- **Page text**:
While I will not cover any of the individual programs in detail at this time and will leave this for future posts, I will note a couple of points about this part of the program. First, Barclays does not currently have any hotel partners for miles transfers. Thus, if you value hotel stays above other travel opportunities, I would definitely not recommend this program in its’ current state. Fortunately, you can still get 1 cent per mile value by booking hotels directly, but keep in mind that the minimum reimbursement amount for this is 100$ (10,000 miles). Depending on your booking method, you may also be eligible to earn hotel points and have the stay counted toward elite status, which is very welcome and differs from using other banks’ travel portals, which typically do not qualify for this.
In addition to the above, all of Barclays‘ airline partners either do not have a US presence at all or are quite limited. There is no US-based partner but at least all three main airline alliances – SkyTeam, OneWorld, and Star Alliance – are represented. This last point is important as it is this option that indirectly expands the potential list of airline redemptions; Barclays Arrival Premier miles, converted to any of the above carriers’ programs, can then in turn be used to book tickets on their respective partners. These redemptions will utilize each airlines’ respective partner award chart and rules.
Much like AMEX, Barclays makes this section easy: your points do not expire! However, please note that if you close your account, Barclays takes away all your miles/points immediately – there is NO grace period. As these points do not represent a truly convertible currency, you will have to downgrade your account (but keep it open!) in order to us all your hard-earned credit card points.

- **Supplied data**:
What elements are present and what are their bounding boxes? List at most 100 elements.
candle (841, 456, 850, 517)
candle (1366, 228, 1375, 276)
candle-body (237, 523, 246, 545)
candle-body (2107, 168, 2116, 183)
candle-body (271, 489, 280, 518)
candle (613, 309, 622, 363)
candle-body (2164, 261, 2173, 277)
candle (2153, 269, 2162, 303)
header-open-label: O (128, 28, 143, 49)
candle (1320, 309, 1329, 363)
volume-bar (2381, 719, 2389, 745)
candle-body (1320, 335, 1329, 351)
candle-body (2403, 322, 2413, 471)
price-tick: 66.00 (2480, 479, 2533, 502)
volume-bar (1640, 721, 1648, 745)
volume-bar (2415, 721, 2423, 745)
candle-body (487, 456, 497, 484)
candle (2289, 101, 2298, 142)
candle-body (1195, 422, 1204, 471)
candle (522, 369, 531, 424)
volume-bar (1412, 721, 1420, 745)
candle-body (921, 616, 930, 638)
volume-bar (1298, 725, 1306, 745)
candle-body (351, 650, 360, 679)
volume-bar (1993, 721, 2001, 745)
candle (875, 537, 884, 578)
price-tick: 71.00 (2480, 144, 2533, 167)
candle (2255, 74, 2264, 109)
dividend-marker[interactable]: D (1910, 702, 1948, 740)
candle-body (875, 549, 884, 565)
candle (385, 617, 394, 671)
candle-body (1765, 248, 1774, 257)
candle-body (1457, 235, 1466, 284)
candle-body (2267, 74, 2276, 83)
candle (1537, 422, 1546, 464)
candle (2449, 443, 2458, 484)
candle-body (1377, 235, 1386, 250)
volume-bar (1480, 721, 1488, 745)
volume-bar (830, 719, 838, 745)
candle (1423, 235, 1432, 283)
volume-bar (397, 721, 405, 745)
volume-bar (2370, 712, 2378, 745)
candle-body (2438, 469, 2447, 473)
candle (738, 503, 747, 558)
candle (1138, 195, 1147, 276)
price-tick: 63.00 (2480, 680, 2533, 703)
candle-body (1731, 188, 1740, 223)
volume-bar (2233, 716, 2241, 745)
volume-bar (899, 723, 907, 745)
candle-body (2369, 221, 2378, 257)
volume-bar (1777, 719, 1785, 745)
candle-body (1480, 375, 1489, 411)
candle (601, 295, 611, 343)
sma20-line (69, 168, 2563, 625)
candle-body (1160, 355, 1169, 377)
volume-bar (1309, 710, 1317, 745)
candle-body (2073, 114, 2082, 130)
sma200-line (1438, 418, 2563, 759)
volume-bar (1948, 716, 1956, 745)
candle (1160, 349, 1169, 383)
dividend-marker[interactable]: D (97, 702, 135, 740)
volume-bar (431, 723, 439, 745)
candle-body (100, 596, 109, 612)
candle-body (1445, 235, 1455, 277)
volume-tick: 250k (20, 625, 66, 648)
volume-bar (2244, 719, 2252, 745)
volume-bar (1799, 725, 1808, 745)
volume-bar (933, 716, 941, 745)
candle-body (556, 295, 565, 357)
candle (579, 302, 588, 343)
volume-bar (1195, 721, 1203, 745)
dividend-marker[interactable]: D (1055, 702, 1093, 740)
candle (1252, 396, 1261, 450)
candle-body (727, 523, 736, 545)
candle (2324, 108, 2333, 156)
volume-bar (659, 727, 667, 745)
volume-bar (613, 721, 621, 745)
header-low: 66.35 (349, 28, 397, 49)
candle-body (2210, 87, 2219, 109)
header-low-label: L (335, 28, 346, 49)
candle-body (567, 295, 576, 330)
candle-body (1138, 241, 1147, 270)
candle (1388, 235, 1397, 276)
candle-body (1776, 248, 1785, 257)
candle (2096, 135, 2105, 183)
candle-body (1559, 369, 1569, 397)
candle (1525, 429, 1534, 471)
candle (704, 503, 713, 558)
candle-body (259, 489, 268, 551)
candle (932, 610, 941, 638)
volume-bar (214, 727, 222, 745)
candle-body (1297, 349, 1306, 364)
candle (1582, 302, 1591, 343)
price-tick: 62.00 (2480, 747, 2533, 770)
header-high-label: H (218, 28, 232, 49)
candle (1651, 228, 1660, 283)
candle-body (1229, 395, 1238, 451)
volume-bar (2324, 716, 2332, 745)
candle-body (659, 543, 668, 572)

- **Complete the following**:
1. Answer these from the text about Barclays miles:
(a) What is the minimum reimbursement amount when you use miles to book hotels directly?
(b) Which three main airline alliances are represented among Barclays' airline partners?
(c) What happens to your miles if you close your account?
2. Carry on the text about Barclays Arrival Premier miles, starting right after its last sentence.
The records have nothing to do with the text about Barclays miles.

- **Answers for the tasks**:
1.
(a) 100$ (10,000 miles).
(b) SkyTeam, OneWorld, and Star Alliance.
(c) Barclays takes away all your miles right away, with no grace period.

2.
Barclays Rewards Point Program Summary
Whew, you made it to the end and now know as much as I do about all the intricacies of Barclays miles and points! I hope this was instructive and serves as a helpful reference guide for you now and in the future. Despite some of this program’s quirks, I think it has a lot to offer someone interested in air travel or if you want a great no-fee cash back card, which the Uber card really represents as its’ use solely for Uber rides actually gives you subpar value. Based on everything I’ve covered, I can summarize the advantages and disadvantages of the program in the following:
- Get up to 1.05 cents per point with airfare redemptions with the Arrival and Arrival Plus cards, utilizing the 5% point rebate perk, or 1 cent per point with the Arrival Premier
- Alternatively, get 1 cent per point in statement credits or gift cards using the Uber card, making it a solid cash-back proposition with no annual fee
- Cards have no foreign transactions fees and feature Chip and PIN capability, making them accepted at self-service terminals around the world
- Barclays offers 9 airline transfer partners if you have the Arrival Premier!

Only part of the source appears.